(Records contained in a dataset)
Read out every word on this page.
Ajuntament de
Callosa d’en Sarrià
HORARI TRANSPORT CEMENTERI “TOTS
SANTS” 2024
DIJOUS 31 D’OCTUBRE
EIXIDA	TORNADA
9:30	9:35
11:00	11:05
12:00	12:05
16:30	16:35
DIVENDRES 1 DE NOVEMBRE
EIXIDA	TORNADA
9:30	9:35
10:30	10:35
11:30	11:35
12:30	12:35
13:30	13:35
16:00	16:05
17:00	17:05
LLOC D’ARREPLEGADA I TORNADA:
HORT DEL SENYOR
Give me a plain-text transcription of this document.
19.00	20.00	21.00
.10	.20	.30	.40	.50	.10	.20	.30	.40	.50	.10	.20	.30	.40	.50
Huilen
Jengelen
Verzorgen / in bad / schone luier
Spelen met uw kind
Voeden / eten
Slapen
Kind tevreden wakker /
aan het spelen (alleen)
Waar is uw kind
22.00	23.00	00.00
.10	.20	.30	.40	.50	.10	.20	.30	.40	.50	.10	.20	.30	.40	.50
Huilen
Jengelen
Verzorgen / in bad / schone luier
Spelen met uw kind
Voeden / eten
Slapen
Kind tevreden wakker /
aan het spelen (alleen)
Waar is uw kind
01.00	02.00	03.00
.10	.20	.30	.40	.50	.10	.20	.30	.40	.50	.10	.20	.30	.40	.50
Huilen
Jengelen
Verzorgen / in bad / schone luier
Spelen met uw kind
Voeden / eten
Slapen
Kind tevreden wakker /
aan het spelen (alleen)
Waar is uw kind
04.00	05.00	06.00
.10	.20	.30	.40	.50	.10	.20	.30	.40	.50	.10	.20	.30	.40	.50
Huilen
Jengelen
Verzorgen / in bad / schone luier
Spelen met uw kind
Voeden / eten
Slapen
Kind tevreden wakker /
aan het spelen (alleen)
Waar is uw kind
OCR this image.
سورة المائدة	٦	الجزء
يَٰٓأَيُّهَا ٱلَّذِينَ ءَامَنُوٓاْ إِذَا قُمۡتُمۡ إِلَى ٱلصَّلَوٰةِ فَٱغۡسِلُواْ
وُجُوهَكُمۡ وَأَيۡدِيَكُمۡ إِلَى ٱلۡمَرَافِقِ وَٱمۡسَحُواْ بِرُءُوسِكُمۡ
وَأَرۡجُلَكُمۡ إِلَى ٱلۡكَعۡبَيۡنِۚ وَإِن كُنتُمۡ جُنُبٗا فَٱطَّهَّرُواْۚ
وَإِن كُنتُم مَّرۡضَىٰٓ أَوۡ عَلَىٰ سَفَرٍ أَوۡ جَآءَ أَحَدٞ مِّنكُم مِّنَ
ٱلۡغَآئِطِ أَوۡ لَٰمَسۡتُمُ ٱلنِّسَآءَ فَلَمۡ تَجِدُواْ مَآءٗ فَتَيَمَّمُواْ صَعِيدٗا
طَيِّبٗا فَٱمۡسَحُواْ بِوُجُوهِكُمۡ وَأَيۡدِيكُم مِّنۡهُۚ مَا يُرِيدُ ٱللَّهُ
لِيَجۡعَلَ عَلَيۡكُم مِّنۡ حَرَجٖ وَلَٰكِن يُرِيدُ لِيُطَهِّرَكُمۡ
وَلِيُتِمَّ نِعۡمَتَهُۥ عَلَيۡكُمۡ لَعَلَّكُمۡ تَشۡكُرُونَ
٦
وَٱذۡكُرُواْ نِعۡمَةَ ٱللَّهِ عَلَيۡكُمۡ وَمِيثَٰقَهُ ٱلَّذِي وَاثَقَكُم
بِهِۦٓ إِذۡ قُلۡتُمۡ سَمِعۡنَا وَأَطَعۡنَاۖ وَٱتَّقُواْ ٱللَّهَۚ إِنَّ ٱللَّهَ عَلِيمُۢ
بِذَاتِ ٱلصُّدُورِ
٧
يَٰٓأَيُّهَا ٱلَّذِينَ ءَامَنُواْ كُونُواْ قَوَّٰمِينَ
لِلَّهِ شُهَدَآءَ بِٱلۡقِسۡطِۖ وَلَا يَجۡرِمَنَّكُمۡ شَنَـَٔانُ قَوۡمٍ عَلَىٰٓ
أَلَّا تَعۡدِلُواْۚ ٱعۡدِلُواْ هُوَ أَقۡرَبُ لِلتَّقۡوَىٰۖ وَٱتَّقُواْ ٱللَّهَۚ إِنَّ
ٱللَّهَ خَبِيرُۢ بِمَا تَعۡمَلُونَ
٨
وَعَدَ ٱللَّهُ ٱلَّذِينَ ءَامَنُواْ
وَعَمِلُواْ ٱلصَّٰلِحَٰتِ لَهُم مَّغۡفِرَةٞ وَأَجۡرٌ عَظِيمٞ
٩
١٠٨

▶ [Set problem]:
Reproduce the records above exactly as they appear.

▶ [Full response]:
Read out every word on this page.
Ajuntament de
Callosa d’en Sarrià
HORARI TRANSPORT CEMENTERI “TOTS
SANTS” 2024
DIJOUS 31 D’OCTUBRE
EIXIDA	TORNADA
9:30	9:35
11:00	11:05
12:00	12:05
16:30	16:35
DIVENDRES 1 DE NOVEMBRE
EIXIDA	TORNADA
9:30	9:35
10:30	10:35
11:30	11:35
12:30	12:35
13:30	13:35
16:00	16:05
17:00	17:05
LLOC D’ARREPLEGADA I TORNADA:
HORT DEL SENYOR
Give me a plain-text transcription of this document.
19.00	20.00	21.00
.10	.20	.30	.40	.50	.10	.20	.30	.40	.50	.10	.20	.30	.40	.50
Huilen
Jengelen
Verzorgen / in bad / schone luier
Spelen met uw kind
Voeden / eten
Slapen
Kind tevreden wakker /
aan het spelen (alleen)
Waar is uw kind
22.00	23.00	00.00
.10	.20	.30	.40	.50	.10	.20	.30	.40	.50	.10	.20	.30	.40	.50
Huilen
Jengelen
Verzorgen / in bad / schone luier
Spelen met uw kind
Voeden / eten
Slapen
Kind tevreden wakker /
aan het spelen (alleen)
Waar is uw kind
01.00	02.00	03.00
.10	.20	.30	.40	.50	.10	.20	.30	.40	.50	.10	.20	.30	.40	.50
Huilen
Jengelen
Verzorgen / in bad / schone luier
Spelen met uw kind
Voeden / eten
Slapen
Kind tevreden wakker /
aan het spelen (alleen)
Waar is uw kind
04.00	05.00	06.00
.10	.20	.30	.40	.50	.10	.20	.30	.40	.50	.10	.20	.30	.40	.50
Huilen
Jengelen
Verzorgen / in bad / schone luier
Spelen met uw kind
Voeden / eten
Slapen
Kind tevreden wakker /
aan het spelen (alleen)
Waar is uw kind
OCR this image.
سورة المائدة	٦	الجزء
يَٰٓأَيُّهَا ٱلَّذِينَ ءَامَنُوٓاْ إِذَا قُمۡتُمۡ إِلَى ٱلصَّلَوٰةِ فَٱغۡسِلُواْ
وُجُوهَكُمۡ وَأَيۡدِيَكُمۡ إِلَى ٱلۡمَرَافِقِ وَٱمۡسَحُواْ بِرُءُوسِكُمۡ
وَأَرۡجُلَكُمۡ إِلَى ٱلۡكَعۡبَيۡنِۚ وَإِن كُنتُمۡ جُنُبٗا فَٱطَّهَّرُواْۚ
وَإِن كُنتُم مَّرۡضَىٰٓ أَوۡ عَلَىٰ سَفَرٍ أَوۡ جَآءَ أَحَدٞ مِّنكُم مِّنَ
ٱلۡغَآئِطِ أَوۡ لَٰمَسۡتُمُ ٱلنِّسَآءَ فَلَمۡ تَجِدُواْ مَآءٗ فَتَيَمَّمُواْ صَعِيدٗا
طَيِّبٗا فَٱمۡسَحُواْ بِوُجُوهِكُمۡ وَأَيۡدِيكُم مِّنۡهُۚ مَا يُرِيدُ ٱللَّهُ
لِيَجۡعَلَ عَلَيۡكُم مِّنۡ حَرَجٖ وَلَٰكِن يُرِيدُ لِيُطَهِّرَكُمۡ
وَلِيُتِمَّ نِعۡمَتَهُۥ عَلَيۡكُمۡ لَعَلَّكُمۡ تَشۡكُرُونَ
٦
وَٱذۡكُرُواْ نِعۡمَةَ ٱللَّهِ عَلَيۡكُمۡ وَمِيثَٰقَهُ ٱلَّذِي وَاثَقَكُم
بِهِۦٓ إِذۡ قُلۡتُمۡ سَمِعۡنَا وَأَطَعۡنَاۖ وَٱتَّقُواْ ٱللَّهَۚ إِنَّ ٱللَّهَ عَلِيمُۢ
بِذَاتِ ٱلصُّدُورِ
٧
يَٰٓأَيُّهَا ٱلَّذِينَ ءَامَنُواْ كُونُواْ قَوَّٰمِينَ
لِلَّهِ شُهَدَآءَ بِٱلۡقِسۡطِۖ وَلَا يَجۡرِمَنَّكُمۡ شَنَـَٔانُ قَوۡمٍ عَلَىٰٓ
أَلَّا تَعۡدِلُواْۚ ٱعۡدِلُواْ هُوَ أَقۡرَبُ لِلتَّقۡوَىٰۖ وَٱتَّقُواْ ٱللَّهَۚ إِنَّ
ٱللَّهَ خَبِيرُۢ بِمَا تَعۡمَلُونَ
٨
وَعَدَ ٱللَّهُ ٱلَّذِينَ ءَامَنُواْ
وَعَمِلُواْ ٱلصَّٰلِحَٰتِ لَهُم مَّغۡفِرَةٞ وَأَجۡرٌ عَظِيمٞ
٩
١٠٨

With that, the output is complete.